* _Aim_:
Search the data below for "type"; list each line that holds it.

* _Data_:
"""

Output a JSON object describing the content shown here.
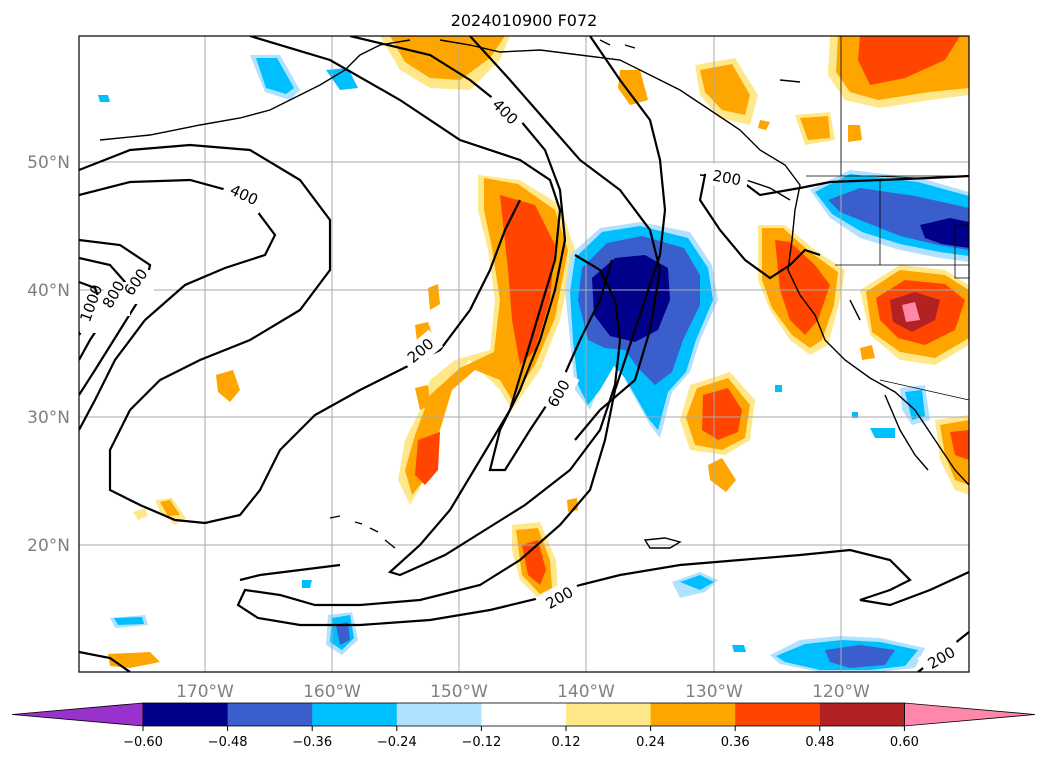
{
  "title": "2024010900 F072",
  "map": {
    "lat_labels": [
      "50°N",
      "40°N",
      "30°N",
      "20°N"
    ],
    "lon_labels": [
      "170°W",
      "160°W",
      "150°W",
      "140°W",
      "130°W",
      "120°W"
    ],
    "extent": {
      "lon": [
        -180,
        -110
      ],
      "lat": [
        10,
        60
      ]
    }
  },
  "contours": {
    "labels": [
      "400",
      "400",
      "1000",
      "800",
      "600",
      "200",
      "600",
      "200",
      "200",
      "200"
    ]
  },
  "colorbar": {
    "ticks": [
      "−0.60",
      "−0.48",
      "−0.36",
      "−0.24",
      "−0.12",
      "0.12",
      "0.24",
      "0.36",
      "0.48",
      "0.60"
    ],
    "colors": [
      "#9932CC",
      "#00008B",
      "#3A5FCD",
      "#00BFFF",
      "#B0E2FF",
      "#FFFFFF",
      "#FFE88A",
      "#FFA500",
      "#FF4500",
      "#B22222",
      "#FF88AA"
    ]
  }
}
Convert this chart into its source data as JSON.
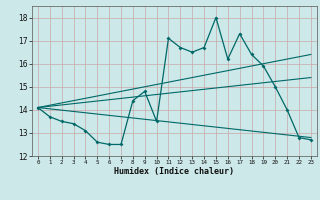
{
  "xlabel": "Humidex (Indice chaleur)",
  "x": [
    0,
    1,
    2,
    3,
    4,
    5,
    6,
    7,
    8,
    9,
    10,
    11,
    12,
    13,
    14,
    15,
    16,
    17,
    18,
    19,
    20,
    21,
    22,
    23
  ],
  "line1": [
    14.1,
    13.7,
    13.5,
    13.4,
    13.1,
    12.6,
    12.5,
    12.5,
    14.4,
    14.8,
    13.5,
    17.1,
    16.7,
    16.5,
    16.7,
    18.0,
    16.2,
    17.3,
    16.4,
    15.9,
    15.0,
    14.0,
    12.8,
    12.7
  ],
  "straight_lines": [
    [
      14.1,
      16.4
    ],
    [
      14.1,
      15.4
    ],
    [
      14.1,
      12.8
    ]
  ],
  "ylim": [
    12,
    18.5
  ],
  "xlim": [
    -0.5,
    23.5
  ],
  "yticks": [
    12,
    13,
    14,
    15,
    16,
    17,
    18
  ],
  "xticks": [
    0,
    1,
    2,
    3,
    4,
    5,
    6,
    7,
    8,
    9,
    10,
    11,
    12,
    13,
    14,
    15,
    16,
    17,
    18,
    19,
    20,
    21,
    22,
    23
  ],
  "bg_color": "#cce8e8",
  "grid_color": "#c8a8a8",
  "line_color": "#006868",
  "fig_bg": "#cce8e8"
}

"""
"""

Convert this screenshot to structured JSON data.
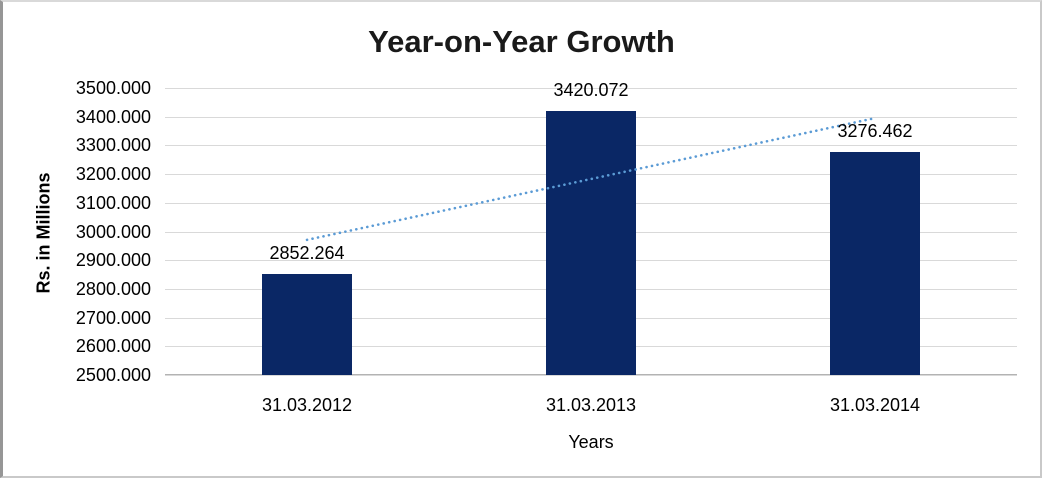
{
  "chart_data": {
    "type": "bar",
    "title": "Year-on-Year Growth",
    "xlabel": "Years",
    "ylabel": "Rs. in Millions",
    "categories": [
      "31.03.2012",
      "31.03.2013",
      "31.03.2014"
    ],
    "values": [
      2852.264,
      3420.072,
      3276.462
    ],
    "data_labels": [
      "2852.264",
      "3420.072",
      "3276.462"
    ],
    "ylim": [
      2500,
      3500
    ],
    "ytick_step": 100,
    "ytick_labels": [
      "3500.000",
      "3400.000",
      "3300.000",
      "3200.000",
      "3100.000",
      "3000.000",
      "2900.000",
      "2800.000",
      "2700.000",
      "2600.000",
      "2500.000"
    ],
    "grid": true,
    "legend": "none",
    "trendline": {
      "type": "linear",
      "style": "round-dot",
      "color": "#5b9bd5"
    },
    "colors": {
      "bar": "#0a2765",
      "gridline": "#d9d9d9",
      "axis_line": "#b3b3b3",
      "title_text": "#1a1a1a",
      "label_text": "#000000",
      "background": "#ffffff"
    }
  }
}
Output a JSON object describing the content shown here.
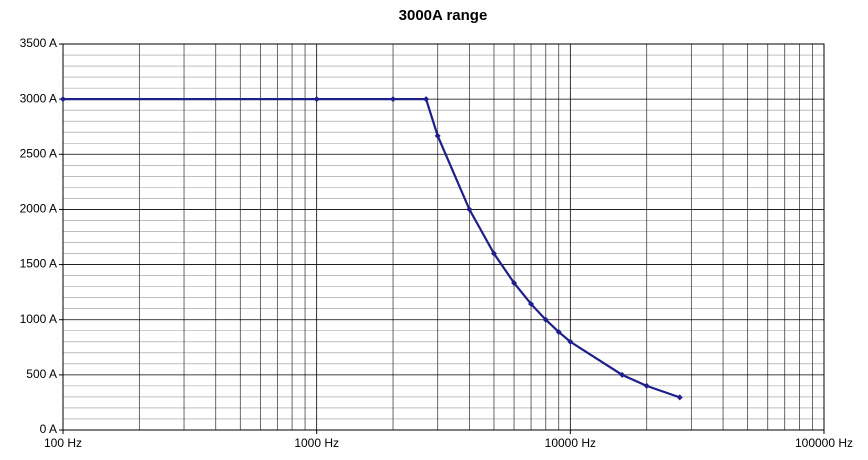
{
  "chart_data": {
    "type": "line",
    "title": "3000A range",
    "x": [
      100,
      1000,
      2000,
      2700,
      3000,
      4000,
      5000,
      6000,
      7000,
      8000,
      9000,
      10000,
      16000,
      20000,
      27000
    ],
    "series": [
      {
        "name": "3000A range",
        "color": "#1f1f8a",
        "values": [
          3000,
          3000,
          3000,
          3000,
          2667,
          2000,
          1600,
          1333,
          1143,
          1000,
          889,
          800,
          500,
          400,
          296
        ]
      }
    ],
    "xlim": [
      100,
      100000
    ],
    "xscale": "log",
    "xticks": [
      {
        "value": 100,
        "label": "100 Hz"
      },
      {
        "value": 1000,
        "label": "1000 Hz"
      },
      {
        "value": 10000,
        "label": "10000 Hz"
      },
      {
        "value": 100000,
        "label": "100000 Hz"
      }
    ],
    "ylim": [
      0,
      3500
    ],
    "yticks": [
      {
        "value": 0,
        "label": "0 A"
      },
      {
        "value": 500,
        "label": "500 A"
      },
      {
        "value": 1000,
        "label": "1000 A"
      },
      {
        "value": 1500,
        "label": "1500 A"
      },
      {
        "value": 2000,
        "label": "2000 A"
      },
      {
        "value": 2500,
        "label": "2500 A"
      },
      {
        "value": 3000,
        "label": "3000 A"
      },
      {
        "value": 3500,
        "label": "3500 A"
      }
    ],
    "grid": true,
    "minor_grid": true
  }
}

"""
"""

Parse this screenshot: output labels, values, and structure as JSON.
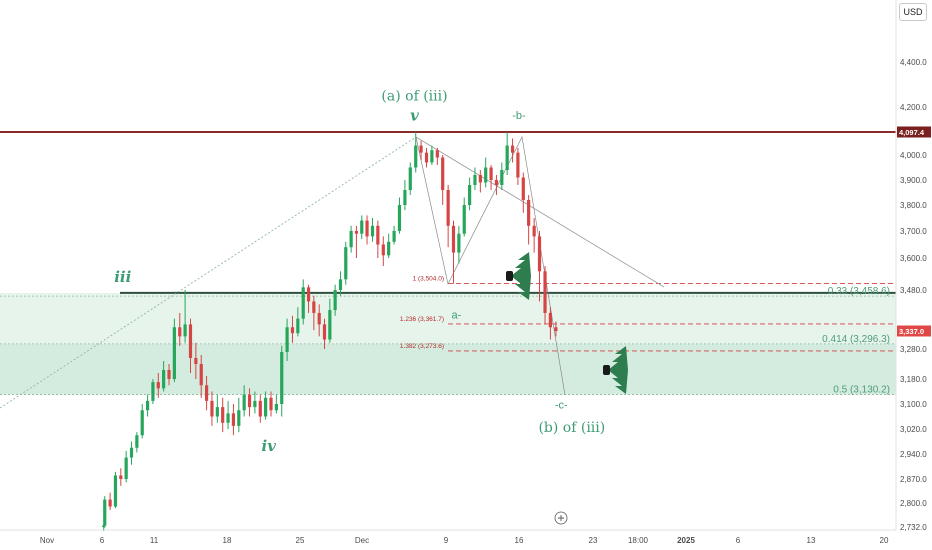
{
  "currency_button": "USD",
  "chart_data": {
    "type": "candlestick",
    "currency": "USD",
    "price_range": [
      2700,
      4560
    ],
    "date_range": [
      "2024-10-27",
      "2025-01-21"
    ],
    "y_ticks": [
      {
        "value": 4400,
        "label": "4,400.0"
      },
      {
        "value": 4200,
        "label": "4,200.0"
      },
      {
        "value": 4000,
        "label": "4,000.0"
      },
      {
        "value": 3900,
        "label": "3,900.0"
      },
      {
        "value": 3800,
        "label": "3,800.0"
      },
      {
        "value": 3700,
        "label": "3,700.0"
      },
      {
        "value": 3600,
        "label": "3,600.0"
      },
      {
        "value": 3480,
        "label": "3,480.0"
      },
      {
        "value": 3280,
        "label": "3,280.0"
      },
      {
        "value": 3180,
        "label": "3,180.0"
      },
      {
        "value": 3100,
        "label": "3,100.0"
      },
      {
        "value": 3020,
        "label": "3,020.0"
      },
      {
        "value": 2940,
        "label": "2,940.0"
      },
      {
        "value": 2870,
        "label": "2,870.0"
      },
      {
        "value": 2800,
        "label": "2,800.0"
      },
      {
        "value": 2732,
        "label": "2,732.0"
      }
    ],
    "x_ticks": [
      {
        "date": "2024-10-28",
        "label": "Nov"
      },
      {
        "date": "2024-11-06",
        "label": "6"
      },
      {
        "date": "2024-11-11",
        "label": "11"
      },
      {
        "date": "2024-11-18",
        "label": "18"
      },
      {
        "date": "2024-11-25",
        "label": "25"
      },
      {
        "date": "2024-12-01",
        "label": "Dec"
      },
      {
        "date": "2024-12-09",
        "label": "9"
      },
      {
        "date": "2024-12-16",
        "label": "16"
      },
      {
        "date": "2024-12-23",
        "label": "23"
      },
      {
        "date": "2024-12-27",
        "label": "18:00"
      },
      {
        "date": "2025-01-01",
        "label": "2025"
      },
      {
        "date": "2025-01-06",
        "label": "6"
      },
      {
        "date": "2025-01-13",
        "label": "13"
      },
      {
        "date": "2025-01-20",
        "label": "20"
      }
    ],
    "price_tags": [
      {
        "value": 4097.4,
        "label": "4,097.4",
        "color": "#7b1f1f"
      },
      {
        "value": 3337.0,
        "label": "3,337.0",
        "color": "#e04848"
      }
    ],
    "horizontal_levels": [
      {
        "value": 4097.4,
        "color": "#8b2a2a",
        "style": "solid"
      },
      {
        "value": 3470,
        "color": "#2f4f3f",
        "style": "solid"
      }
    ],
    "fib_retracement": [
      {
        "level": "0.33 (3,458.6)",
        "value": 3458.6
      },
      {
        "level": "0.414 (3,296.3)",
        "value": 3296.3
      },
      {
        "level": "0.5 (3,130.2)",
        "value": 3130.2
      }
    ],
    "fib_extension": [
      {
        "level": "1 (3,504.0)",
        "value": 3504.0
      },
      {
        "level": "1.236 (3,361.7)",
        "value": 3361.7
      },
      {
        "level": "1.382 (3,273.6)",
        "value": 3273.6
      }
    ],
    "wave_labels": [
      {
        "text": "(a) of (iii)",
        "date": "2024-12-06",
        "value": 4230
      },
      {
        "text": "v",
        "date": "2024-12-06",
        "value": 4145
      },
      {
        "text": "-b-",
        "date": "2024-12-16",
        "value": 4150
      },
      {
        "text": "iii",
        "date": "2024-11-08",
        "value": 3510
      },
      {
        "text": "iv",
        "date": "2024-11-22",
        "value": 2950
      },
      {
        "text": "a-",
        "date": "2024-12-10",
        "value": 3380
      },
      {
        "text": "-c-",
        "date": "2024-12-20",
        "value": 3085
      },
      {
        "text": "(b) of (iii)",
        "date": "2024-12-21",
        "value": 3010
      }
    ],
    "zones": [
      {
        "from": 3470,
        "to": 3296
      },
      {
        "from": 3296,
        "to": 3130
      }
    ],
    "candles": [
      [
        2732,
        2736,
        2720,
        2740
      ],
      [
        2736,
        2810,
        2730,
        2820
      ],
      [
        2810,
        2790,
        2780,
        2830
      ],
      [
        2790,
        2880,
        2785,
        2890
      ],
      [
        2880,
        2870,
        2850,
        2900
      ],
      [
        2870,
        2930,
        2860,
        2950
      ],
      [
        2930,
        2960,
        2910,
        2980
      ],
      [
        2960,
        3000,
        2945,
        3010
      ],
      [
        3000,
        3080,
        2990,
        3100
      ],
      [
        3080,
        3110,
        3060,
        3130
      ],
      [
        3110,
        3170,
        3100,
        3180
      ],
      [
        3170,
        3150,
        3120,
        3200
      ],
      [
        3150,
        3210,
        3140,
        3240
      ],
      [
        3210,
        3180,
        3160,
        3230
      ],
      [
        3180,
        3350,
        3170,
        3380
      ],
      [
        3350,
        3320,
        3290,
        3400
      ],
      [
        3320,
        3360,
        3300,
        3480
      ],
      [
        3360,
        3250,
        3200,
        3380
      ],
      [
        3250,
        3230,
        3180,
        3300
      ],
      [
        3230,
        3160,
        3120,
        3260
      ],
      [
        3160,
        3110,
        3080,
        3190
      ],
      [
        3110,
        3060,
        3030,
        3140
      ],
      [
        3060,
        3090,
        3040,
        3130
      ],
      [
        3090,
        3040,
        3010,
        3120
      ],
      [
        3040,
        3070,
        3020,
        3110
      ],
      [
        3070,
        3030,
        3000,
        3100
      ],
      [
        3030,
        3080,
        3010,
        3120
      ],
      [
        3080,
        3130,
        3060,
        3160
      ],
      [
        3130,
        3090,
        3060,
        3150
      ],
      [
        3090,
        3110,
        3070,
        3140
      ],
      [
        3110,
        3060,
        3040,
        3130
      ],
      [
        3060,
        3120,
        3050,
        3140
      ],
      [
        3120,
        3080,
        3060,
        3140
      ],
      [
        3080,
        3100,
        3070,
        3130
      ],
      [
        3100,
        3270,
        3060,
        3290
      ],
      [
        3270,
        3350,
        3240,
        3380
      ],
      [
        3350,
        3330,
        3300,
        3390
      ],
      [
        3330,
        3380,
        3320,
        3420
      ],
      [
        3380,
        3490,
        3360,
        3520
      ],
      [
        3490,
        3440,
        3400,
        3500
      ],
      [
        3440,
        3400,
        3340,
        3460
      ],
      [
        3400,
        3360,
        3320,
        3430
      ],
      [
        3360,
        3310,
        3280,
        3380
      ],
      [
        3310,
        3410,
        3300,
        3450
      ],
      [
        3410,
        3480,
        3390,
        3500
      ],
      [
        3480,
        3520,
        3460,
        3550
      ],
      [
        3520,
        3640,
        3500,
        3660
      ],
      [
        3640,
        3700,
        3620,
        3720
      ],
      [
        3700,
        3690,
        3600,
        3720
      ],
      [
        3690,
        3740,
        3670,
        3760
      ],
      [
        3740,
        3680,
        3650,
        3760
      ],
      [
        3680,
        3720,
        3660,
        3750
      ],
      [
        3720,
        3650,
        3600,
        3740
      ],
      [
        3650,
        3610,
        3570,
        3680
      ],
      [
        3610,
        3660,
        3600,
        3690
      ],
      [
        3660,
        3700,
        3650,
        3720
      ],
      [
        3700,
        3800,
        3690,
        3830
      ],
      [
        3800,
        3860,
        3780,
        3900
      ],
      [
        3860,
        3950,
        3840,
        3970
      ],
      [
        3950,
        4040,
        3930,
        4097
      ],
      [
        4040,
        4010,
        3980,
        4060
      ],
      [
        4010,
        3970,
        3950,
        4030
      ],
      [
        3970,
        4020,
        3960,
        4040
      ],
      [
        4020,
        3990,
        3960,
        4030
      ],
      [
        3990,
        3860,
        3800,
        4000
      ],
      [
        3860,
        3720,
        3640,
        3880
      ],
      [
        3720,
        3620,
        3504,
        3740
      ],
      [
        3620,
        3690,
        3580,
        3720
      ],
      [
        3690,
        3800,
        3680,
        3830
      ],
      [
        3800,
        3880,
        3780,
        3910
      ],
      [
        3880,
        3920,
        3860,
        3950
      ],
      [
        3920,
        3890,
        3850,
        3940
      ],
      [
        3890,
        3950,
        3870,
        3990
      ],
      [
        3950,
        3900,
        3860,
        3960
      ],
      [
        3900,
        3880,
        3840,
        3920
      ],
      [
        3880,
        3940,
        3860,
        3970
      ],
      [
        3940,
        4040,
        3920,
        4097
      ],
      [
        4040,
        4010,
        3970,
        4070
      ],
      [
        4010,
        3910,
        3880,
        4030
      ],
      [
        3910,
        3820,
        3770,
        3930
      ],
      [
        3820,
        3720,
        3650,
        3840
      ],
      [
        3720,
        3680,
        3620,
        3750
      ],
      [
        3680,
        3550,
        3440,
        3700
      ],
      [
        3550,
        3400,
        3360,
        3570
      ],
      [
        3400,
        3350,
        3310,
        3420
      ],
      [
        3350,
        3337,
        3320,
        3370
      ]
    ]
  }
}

"""

* _Solution for this problem_:
    "type": "bar",
      "type": "linear",
    "type": "line",
    "type": "candlestick",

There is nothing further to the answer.